## STATED EXERCISE:
Leave out any pictures and transcribe all other data below exactly.

━━━━━━━━━━━━━━━━━━━━━━━━━━━━━━

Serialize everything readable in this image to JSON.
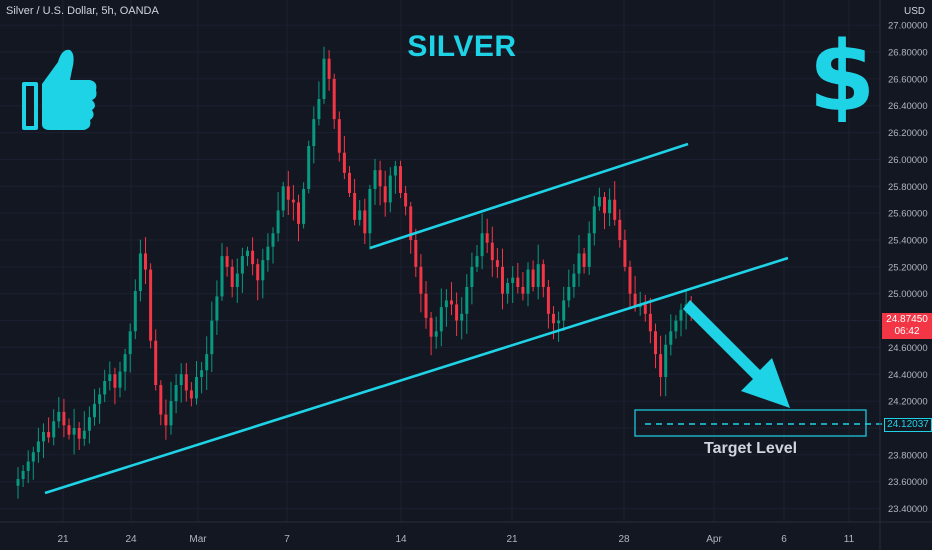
{
  "header": {
    "symbol": "Silver / U.S. Dollar, 5h, OANDA",
    "title": "SILVER",
    "currency": "USD"
  },
  "icons": {
    "thumbs": "thumbs-up-icon",
    "dollar": "dollar-icon",
    "accent": "#1fd3e6"
  },
  "price_tags": {
    "current_price": "24.87450",
    "countdown": "06:42",
    "target_price": "24.12037"
  },
  "annotations": {
    "target_label": "Target Level"
  },
  "chart_data": {
    "type": "candlestick",
    "title": "SILVER",
    "ylim": [
      23.3,
      27.15
    ],
    "y_ticks": [
      "23.40000",
      "23.60000",
      "23.80000",
      "24.00000",
      "24.20000",
      "24.40000",
      "24.60000",
      "24.80000",
      "25.00000",
      "25.20000",
      "25.40000",
      "25.60000",
      "25.80000",
      "26.00000",
      "26.20000",
      "26.40000",
      "26.60000",
      "26.80000",
      "27.00000"
    ],
    "x_ticks": [
      "21",
      "24",
      "Mar",
      "7",
      "14",
      "21",
      "28",
      "Apr",
      "6",
      "11"
    ],
    "colors": {
      "up": "#089981",
      "down": "#f23645",
      "line": "#1fd3e6"
    },
    "closes": [
      23.62,
      23.68,
      23.75,
      23.82,
      23.9,
      23.97,
      23.93,
      24.05,
      24.12,
      24.02,
      23.95,
      24.0,
      23.92,
      23.98,
      24.08,
      24.18,
      24.25,
      24.35,
      24.4,
      24.3,
      24.42,
      24.55,
      24.72,
      25.02,
      25.3,
      25.18,
      24.65,
      24.32,
      24.1,
      24.02,
      24.2,
      24.32,
      24.4,
      24.28,
      24.22,
      24.38,
      24.43,
      24.55,
      24.8,
      24.98,
      25.28,
      25.2,
      25.05,
      25.15,
      25.28,
      25.32,
      25.22,
      25.1,
      25.25,
      25.35,
      25.45,
      25.62,
      25.8,
      25.7,
      25.68,
      25.52,
      25.78,
      26.1,
      26.3,
      26.45,
      26.75,
      26.6,
      26.3,
      26.05,
      25.9,
      25.75,
      25.55,
      25.62,
      25.45,
      25.78,
      25.92,
      25.8,
      25.68,
      25.88,
      25.95,
      25.75,
      25.65,
      25.4,
      25.2,
      25.0,
      24.82,
      24.68,
      24.72,
      24.9,
      24.95,
      24.92,
      24.8,
      24.85,
      25.05,
      25.2,
      25.28,
      25.45,
      25.38,
      25.25,
      25.2,
      25.0,
      25.08,
      25.12,
      25.05,
      25.0,
      25.18,
      25.05,
      25.22,
      25.05,
      24.85,
      24.78,
      24.8,
      24.95,
      25.05,
      25.15,
      25.3,
      25.2,
      25.45,
      25.65,
      25.72,
      25.6,
      25.7,
      25.55,
      25.4,
      25.2,
      25.0,
      24.9,
      24.92,
      24.85,
      24.72,
      24.55,
      24.38,
      24.62,
      24.72,
      24.8,
      24.88,
      24.92,
      24.87
    ]
  }
}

━━━━━━━━━━━━━━━━━━━━━━━━━━━━━━

## TASK ANSWER:
Serialize everything readable in this image to JSON.
{
  "header": {
    "symbol": "Silver / U.S. Dollar, 5h, OANDA",
    "title": "SILVER",
    "currency": "USD"
  },
  "icons": {
    "thumbs": "thumbs-up-icon",
    "dollar": "dollar-icon",
    "accent": "#1fd3e6"
  },
  "price_tags": {
    "current_price": "24.87450",
    "countdown": "06:42",
    "target_price": "24.12037"
  },
  "annotations": {
    "target_label": "Target Level"
  },
  "chart_data": {
    "type": "candlestick",
    "title": "SILVER",
    "ylim": [
      23.3,
      27.15
    ],
    "y_ticks": [
      "23.40000",
      "23.60000",
      "23.80000",
      "24.00000",
      "24.20000",
      "24.40000",
      "24.60000",
      "24.80000",
      "25.00000",
      "25.20000",
      "25.40000",
      "25.60000",
      "25.80000",
      "26.00000",
      "26.20000",
      "26.40000",
      "26.60000",
      "26.80000",
      "27.00000"
    ],
    "x_ticks": [
      "21",
      "24",
      "Mar",
      "7",
      "14",
      "21",
      "28",
      "Apr",
      "6",
      "11"
    ],
    "colors": {
      "up": "#089981",
      "down": "#f23645",
      "line": "#1fd3e6"
    },
    "closes": [
      23.62,
      23.68,
      23.75,
      23.82,
      23.9,
      23.97,
      23.93,
      24.05,
      24.12,
      24.02,
      23.95,
      24.0,
      23.92,
      23.98,
      24.08,
      24.18,
      24.25,
      24.35,
      24.4,
      24.3,
      24.42,
      24.55,
      24.72,
      25.02,
      25.3,
      25.18,
      24.65,
      24.32,
      24.1,
      24.02,
      24.2,
      24.32,
      24.4,
      24.28,
      24.22,
      24.38,
      24.43,
      24.55,
      24.8,
      24.98,
      25.28,
      25.2,
      25.05,
      25.15,
      25.28,
      25.32,
      25.22,
      25.1,
      25.25,
      25.35,
      25.45,
      25.62,
      25.8,
      25.7,
      25.68,
      25.52,
      25.78,
      26.1,
      26.3,
      26.45,
      26.75,
      26.6,
      26.3,
      26.05,
      25.9,
      25.75,
      25.55,
      25.62,
      25.45,
      25.78,
      25.92,
      25.8,
      25.68,
      25.88,
      25.95,
      25.75,
      25.65,
      25.4,
      25.2,
      25.0,
      24.82,
      24.68,
      24.72,
      24.9,
      24.95,
      24.92,
      24.8,
      24.85,
      25.05,
      25.2,
      25.28,
      25.45,
      25.38,
      25.25,
      25.2,
      25.0,
      25.08,
      25.12,
      25.05,
      25.0,
      25.18,
      25.05,
      25.22,
      25.05,
      24.85,
      24.78,
      24.8,
      24.95,
      25.05,
      25.15,
      25.3,
      25.2,
      25.45,
      25.65,
      25.72,
      25.6,
      25.7,
      25.55,
      25.4,
      25.2,
      25.0,
      24.9,
      24.92,
      24.85,
      24.72,
      24.55,
      24.38,
      24.62,
      24.72,
      24.8,
      24.88,
      24.92,
      24.87
    ]
  }
}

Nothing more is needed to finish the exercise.